((

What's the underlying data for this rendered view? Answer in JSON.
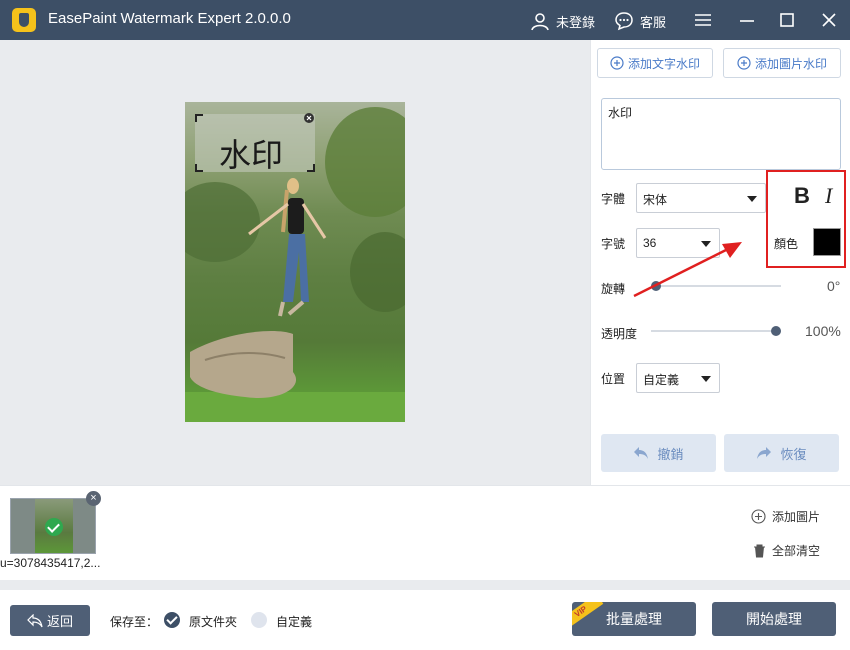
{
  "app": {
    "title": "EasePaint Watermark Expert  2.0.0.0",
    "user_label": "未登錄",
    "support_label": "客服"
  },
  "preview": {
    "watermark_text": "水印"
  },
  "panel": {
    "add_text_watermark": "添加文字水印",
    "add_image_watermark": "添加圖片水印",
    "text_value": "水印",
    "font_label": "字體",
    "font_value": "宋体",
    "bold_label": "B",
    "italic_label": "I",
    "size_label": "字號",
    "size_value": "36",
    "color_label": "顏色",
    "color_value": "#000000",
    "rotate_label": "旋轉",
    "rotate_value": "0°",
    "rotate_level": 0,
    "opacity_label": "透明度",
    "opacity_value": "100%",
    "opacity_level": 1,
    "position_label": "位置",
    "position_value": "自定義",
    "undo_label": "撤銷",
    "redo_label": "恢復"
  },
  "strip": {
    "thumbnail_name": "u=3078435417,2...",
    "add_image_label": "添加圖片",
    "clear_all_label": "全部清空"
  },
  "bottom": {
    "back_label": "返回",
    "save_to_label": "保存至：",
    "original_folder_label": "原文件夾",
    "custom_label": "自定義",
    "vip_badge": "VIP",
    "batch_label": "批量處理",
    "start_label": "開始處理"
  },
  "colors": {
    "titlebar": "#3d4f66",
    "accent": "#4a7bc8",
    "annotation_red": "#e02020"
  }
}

))
((

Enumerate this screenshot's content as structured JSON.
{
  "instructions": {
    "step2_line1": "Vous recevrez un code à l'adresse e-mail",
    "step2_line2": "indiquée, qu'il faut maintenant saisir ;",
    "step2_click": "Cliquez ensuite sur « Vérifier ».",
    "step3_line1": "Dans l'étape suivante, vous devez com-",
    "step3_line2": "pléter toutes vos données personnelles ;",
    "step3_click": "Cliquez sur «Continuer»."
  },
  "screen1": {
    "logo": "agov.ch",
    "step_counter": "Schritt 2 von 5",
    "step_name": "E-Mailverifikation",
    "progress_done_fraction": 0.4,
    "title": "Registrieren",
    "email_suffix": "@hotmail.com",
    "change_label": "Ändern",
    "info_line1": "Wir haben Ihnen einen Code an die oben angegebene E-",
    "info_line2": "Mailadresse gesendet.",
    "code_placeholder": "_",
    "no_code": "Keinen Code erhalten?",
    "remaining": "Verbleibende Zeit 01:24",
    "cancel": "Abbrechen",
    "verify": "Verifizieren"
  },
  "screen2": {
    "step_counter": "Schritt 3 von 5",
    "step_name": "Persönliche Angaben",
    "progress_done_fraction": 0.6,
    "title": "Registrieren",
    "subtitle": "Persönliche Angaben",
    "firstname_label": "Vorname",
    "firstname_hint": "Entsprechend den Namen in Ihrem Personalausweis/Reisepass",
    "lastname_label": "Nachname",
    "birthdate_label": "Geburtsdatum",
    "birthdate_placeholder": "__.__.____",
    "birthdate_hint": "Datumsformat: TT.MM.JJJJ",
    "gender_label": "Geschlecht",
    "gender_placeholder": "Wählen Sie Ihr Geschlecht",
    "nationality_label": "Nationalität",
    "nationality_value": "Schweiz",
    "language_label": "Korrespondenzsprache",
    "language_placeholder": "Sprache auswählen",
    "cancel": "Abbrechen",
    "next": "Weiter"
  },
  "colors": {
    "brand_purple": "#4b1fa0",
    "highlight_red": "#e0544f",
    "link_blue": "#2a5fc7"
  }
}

))
((

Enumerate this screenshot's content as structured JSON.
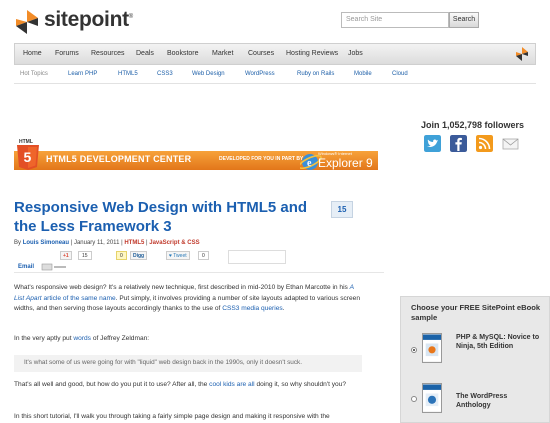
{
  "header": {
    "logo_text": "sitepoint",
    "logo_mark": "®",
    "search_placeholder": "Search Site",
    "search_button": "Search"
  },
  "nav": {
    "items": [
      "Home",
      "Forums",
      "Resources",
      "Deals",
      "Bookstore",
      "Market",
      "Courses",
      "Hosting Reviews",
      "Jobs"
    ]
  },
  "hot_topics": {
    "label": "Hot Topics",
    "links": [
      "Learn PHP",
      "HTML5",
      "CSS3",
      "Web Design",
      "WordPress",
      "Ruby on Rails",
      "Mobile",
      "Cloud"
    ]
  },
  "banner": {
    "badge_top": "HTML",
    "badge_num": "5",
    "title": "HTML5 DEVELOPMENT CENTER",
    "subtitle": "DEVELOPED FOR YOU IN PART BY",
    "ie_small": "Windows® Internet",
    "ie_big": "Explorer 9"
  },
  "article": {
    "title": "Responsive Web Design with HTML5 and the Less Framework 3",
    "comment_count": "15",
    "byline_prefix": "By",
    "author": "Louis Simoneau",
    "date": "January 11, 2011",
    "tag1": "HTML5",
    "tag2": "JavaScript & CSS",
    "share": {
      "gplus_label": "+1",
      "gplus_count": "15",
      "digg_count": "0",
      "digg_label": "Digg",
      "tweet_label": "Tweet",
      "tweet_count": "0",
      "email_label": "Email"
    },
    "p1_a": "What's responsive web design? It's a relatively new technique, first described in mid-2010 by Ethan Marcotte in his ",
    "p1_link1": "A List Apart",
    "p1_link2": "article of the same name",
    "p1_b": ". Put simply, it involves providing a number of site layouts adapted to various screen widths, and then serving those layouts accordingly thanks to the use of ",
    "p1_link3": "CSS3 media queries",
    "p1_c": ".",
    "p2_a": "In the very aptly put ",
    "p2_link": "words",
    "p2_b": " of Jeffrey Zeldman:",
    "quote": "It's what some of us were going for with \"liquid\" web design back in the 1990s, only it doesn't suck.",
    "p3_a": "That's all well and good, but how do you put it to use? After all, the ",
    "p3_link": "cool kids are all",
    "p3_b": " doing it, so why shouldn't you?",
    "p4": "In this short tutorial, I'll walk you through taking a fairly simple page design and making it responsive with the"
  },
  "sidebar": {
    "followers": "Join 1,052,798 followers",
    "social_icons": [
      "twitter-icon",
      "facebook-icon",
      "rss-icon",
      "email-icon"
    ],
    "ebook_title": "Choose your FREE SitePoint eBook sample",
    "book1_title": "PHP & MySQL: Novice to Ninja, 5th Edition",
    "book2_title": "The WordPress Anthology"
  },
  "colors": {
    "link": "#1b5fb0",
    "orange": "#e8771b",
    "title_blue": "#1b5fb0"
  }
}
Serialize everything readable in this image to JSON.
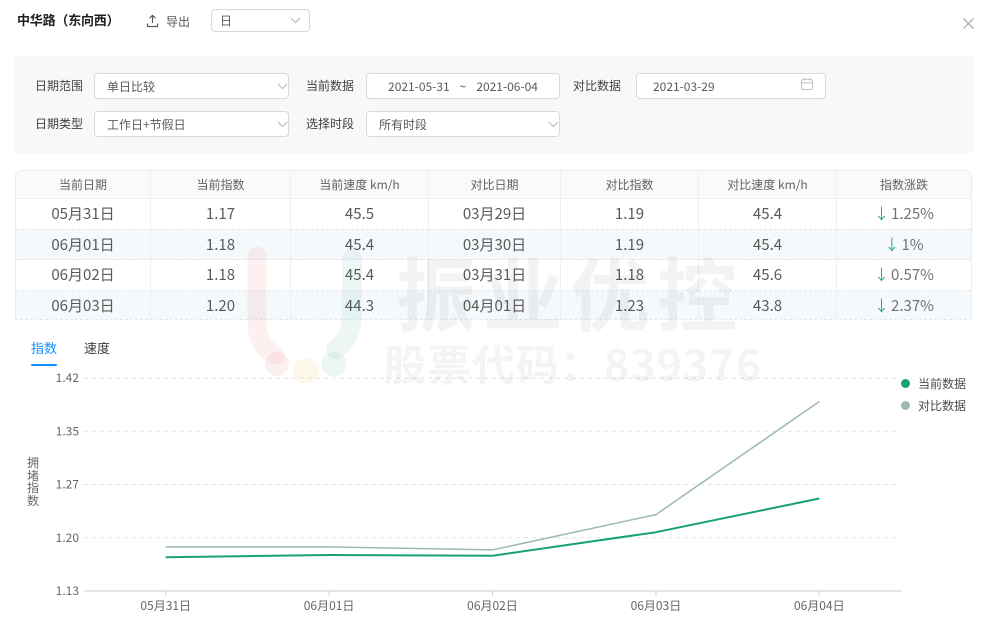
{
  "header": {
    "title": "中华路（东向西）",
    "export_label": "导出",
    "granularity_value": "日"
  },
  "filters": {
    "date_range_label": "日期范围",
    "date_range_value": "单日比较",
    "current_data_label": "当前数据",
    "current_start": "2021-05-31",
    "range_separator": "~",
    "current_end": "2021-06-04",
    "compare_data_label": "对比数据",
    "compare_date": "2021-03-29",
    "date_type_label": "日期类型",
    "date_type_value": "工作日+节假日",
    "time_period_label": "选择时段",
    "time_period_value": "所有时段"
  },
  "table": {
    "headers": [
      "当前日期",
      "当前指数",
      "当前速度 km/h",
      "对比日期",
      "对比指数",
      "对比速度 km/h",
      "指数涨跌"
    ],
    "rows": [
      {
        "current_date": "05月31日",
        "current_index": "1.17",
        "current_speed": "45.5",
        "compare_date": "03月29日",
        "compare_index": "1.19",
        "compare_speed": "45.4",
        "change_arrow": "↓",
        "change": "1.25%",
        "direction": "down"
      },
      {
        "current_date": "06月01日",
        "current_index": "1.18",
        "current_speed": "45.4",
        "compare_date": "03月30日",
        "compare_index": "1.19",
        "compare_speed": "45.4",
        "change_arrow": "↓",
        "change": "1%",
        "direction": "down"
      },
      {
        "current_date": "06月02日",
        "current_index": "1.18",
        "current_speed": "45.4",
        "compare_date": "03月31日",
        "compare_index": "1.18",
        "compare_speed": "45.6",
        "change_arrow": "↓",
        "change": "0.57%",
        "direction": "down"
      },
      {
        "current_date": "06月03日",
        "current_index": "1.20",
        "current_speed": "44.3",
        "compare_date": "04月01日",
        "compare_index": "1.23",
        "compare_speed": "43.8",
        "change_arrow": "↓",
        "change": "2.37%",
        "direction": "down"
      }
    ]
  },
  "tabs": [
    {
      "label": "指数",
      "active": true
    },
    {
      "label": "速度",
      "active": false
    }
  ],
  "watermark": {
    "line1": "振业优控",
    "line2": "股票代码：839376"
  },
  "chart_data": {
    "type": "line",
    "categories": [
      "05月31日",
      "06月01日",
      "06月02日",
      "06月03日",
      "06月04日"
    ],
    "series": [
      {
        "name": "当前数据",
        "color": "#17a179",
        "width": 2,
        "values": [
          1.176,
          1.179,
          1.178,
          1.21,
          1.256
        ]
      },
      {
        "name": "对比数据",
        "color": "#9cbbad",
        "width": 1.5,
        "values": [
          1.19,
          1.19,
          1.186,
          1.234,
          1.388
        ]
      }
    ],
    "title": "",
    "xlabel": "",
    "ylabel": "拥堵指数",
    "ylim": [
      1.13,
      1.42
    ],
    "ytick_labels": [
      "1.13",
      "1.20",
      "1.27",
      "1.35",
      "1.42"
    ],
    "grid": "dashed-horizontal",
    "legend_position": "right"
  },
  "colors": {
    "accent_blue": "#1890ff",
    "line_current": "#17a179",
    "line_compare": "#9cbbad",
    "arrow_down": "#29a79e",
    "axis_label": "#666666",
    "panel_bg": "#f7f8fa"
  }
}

))

- Stated problem: Reply with the number of lines in the material above that contain "JSON", and nothing more.

- Answer to this exercise: 4